-- START --

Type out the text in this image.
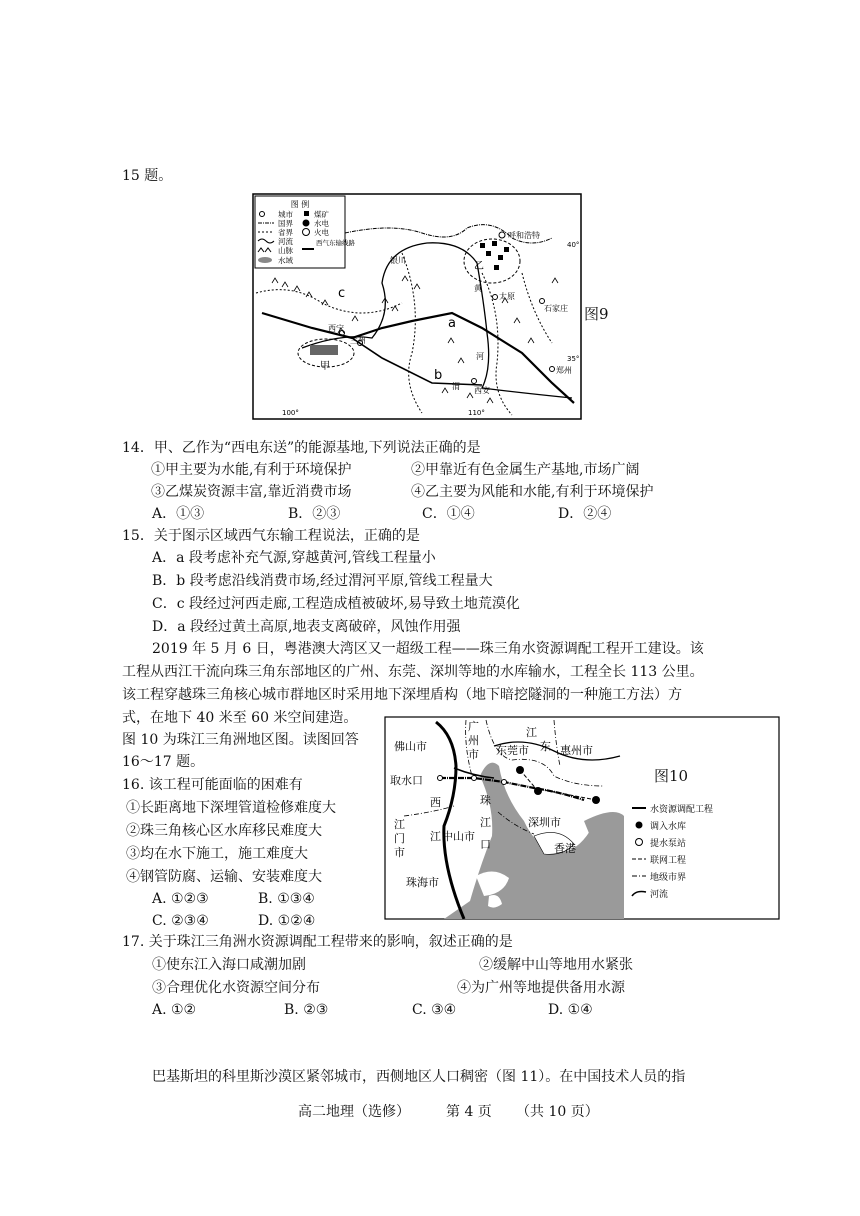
15 题。
图 例
城市
国界
省界
河流
山脉
水域
煤矿
水电
火电
西气东输线路
呼和浩特
太原
石家庄
西宁
兰州
郑州
西安
银川
a
b
c
甲
乙
黄
河
渭
40°
35°
100°	110°
图9
14．甲、乙作为“西电东送”的能源基地,下列说法正确的是
①甲主要为水能,有利于环境保护	②甲靠近有色金属生产基地,市场广阔
③乙煤炭资源丰富,靠近消费市场	④乙主要为风能和水能,有利于环境保护
A．①③	B．②③	C．①④	D．②④
15．关于图示区域西气东输工程说法，正确的是
A．a 段考虑补充气源,穿越黄河,管线工程量小
B．b 段考虑沿线消费市场,经过渭河平原,管线工程量大
C．c 段经过河西走廊,工程造成植被破坏,易导致土地荒漠化
D．a 段经过黄土高原,地表支离破碎，风蚀作用强
2019 年 5 月 6 日，粤港澳大湾区又一超级工程——珠三角水资源调配工程开工建设。该
工程从西江干流向珠三角东部地区的广州、东莞、深圳等地的水库输水，工程全长 113 公里。
该工程穿越珠三角核心城市群地区时采用地下深埋盾构（地下暗挖隧洞的一种施工方法）方
式，在地下 40 米至 60 米空间建造。
图 10 为珠江三角洲地区图。读图回答
16～17 题。
16. 该工程可能面临的困难有
①长距离地下深埋管道检修难度大
②珠三角核心区水库移民难度大
③均在水下施工，施工难度大
④钢管防腐、运输、安装难度大
A. ①②③	B. ①③④
C. ②③④	D. ①②④
佛山市
广
州
市 东莞市	惠州市
江
东
取水口
西
江
江
门
市
中山市
珠
江
口
深圳市
香港
珠海市
水资源调配工程
调入水库
提水泵站
联网工程
地级市界
河流
图10
17. 关于珠江三角洲水资源调配工程带来的影响，叙述正确的是
①使东江入海口咸潮加剧	②缓解中山等地用水紧张
③合理优化水资源空间分布	④为广州等地提供备用水源
A. ①②	B. ②③	C. ③④	D. ①④
巴基斯坦的科里斯沙漠区紧邻城市，西侧地区人口稠密（图 11）。在中国技术人员的指
高二地理（选修）	第 4 页 （共 10 页）
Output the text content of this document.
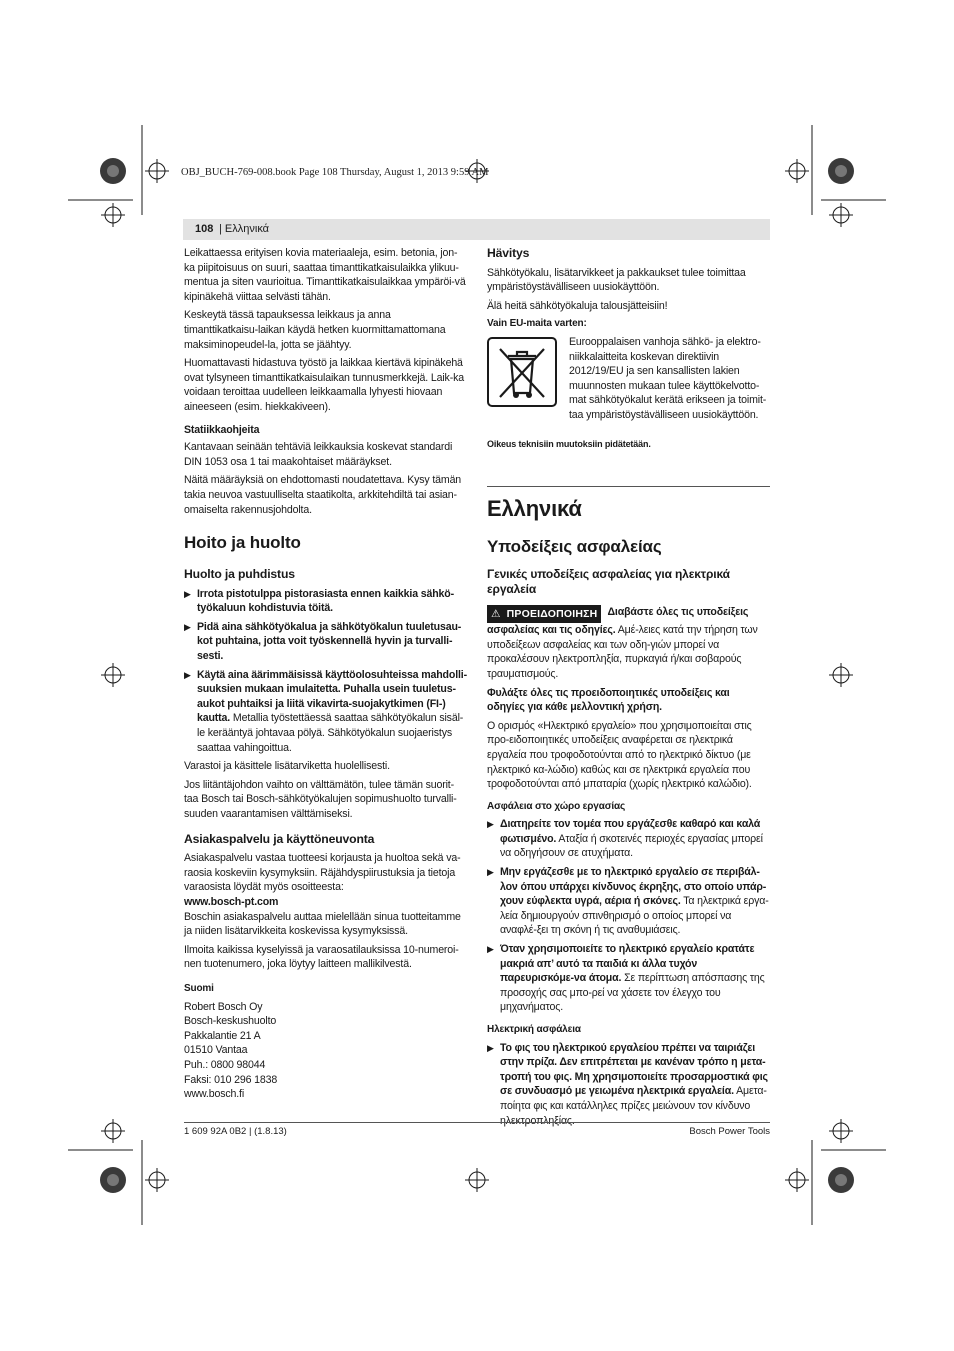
OBJ_BUCH-769-008.book Page 108 Thursday, August 1, 2013 9:59 AM
108 | Ελληνικά

Leikattaessa erityisen kovia materiaaleja, esim. betonia, jon-ka piipitoisuus on suuri, saattaa timanttikatkaisulaikka ylikuu-mentua ja siten vaurioitua. Timanttikatkaisulaikkaa ympäröi-vä kipinäkehä viittaa selvästi tähän.

Keskeytä tässä tapauksessa leikkaus ja anna timanttikatkaisu-laikan käydä hetken kuormittamattomana maksiminopeudel-la, jotta se jäähtyy.

Huomattavasti hidastuva työstö ja laikkaa kiertävä kipinäkehä ovat tylsyneen timanttikatkaisulaikan tunnusmerkkejä. Laik-ka voidaan teroittaa uudelleen leikkaamalla lyhyesti hiovaan aineeseen (esim. hiekkakiveen).

Statiikkaohjeita

Kantavaan seinään tehtäviä leikkauksia koskevat standardi DIN 1053 osa 1 tai maakohtaiset määräykset.

Näitä määräyksiä on ehdottomasti noudatettava. Kysy tämän takia neuvoa vastuulliselta staatikolta, arkkitehdiltä tai asian-omaiselta rakennusjohdolta.

Hoito ja huolto
Huolto ja puhdistus
▶ Irrota pistotulppa pistorasiasta ennen kaikkia sähkö-työkaluun kohdistuvia töitä.
▶ Pidä aina sähkötyökalua ja sähkötyökalun tuuletusau-kot puhtaina, jotta voit työskennellä hyvin ja turvalli-sesti.
▶ Käytä aina äärimmäisissä käyttöolosuhteissa mahdolli-suuksien mukaan imulaitetta. Puhalla usein tuuletus-aukot puhtaiksi ja liitä vikavirta-suojakytkimen (FI-) kautta. Metallia työstettäessä saattaa sähkötyökalun sisäl-le kerääntyä johtavaa pölyä. Sähkötyökalun suojaeristys saattaa vahingoittua.

Varastoi ja käsittele lisätarviketta huolellisesti.

Jos liitäntäjohdon vaihto on välttämätön, tulee tämän suorit-taa Bosch tai Bosch-sähkötyökalujen sopimushuolto turvalli-suuden vaarantamisen välttämiseksi.

Asiakaspalvelu ja käyttöneuvonta

Asiakaspalvelu vastaa tuotteesi korjausta ja huoltoa sekä va-raosia koskeviin kysymyksiin. Räjähdyspiirustuksia ja tietoja varaosista löydät myös osoitteesta:
www.bosch-pt.com

Boschin asiakaspalvelu auttaa mielellään sinua tuotteitamme ja niiden lisätarvikkeita koskevissa kysymyksissä.

Ilmoita kaikissa kyselyissä ja varaosatilauksissa 10-numeroi-nen tuotenumero, joka löytyy laitteen mallikilvestä.

Suomi
Robert Bosch Oy
Bosch-keskushuolto
Pakkalantie 21 A
01510 Vantaa
Puh.: 0800 98044
Faksi: 010 296 1838
www.bosch.fi
Hävitys

Sähkötyökalu, lisätarvikkeet ja pakkaukset tulee toimittaa ympäristöystävälliseen uusiokäyttöön.

Älä heitä sähkötyökaluja talousjätteisiin!

Vain EU-maita varten:
Eurooppalaisen vanhoja sähkö- ja elektro-niikkalaitteita koskevan direktiivin 2012/19/EU ja sen kansallisten lakien muunnosten mukaan tulee käyttökelvotto-mat sähkötyökalut kerätä erikseen ja toimit-taa ympäristöystävälliseen uusiokäyttöön.
Oikeus teknisiin muutoksiin pidätetään.
Ελληνικά
Υποδείξεις ασφαλείας
Γενικές υποδείξεις ασφαλείας για ηλεκτρικά εργαλεία
⚠ ΠΡΟΕΙΔΟΠΟΙΗΣΗ Διαβάστε όλες τις υποδείξεις ασφαλείας και τις οδηγίες. Αμέ-λειες κατά την τήρηση των υποδείξεων ασφαλείας και των οδη-γιών μπορεί να προκαλέσουν ηλεκτροπληξία, πυρκαγιά ή/και σοβαρούς τραυματισμούς.

Φυλάξτε όλες τις προειδοποιητικές υποδείξεις και οδηγίες για κάθε μελλοντική χρήση.

Ο ορισμός «Ηλεκτρικό εργαλείο» που χρησιμοποιείται στις προ-ειδοποιητικές υποδείξεις αναφέρεται σε ηλεκτρικά εργαλεία που τροφοδοτούνται από το ηλεκτρικό δίκτυο (με ηλεκτρικό κα-λώδιο) καθώς και σε ηλεκτρικά εργαλεία που τροφοδοτούνται από μπαταρία (χωρίς ηλεκτρικό καλώδιο).

Ασφάλεια στο χώρο εργασίας
▶ Διατηρείτε τον τομέα που εργάζεσθε καθαρό και καλά φωτισμένο. Αταξία ή σκοτεινές περιοχές εργασίας μπορεί να οδηγήσουν σε ατυχήματα.
▶ Μην εργάζεσθε με το ηλεκτρικό εργαλείο σε περιβάλ-λον όπου υπάρχει κίνδυνος έκρηξης, στο οποίο υπάρ-χουν εύφλεκτα υγρά, αέρια ή σκόνες. Τα ηλεκτρικά εργα-λεία δημιουργούν σπινθηρισμό ο οποίος μπορεί να αναφλέ-ξει τη σκόνη ή τις αναθυμιάσεις.
▶ Όταν χρησιμοποιείτε το ηλεκτρικό εργαλείο κρατάτε μακριά απ’ αυτό τα παιδιά κι άλλα τυχόν παρευρισκόμε-να άτομα. Σε περίπτωση απόσπασης της προσοχής σας μπο-ρεί να χάσετε τον έλεγχο του μηχανήματος.
Ηλεκτρική ασφάλεια
▶ Το φις του ηλεκτρικού εργαλείου πρέπει να ταιριάζει στην πρίζα. Δεν επιτρέπεται με κανέναν τρόπο η μετα-τροπή του φις. Μη χρησιμοποιείτε προσαρμοστικά φις σε συνδυασμό με γειωμένα ηλεκτρικά εργαλεία. Αμετα-ποίητα φις και κατάλληλες πρίζες μειώνουν τον κίνδυνο ηλεκτροπληξίας.
1 609 92A 0B2 | (1.8.13)	Bosch Power Tools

-- END --

(EXERCISE DIRECTIONS):
Look through the data and show every line containing "οδηγίες".

(TASK ANSWER):
⚠ ΠΡΟΕΙΔΟΠΟΙΗΣΗ Διαβάστε όλες τις υποδείξεις ασφαλείας και τις οδηγίες. Αμέ-λειες κατά την τήρηση των υποδείξεων ασφαλείας και των οδη-γιών μπορεί να προκαλέσουν ηλεκτροπληξία, πυρκαγιά ή/και σοβαρούς τραυματισμούς.
Φυλάξτε όλες τις προειδοποιητικές υποδείξεις και οδηγίες για κάθε μελλοντική χρήση.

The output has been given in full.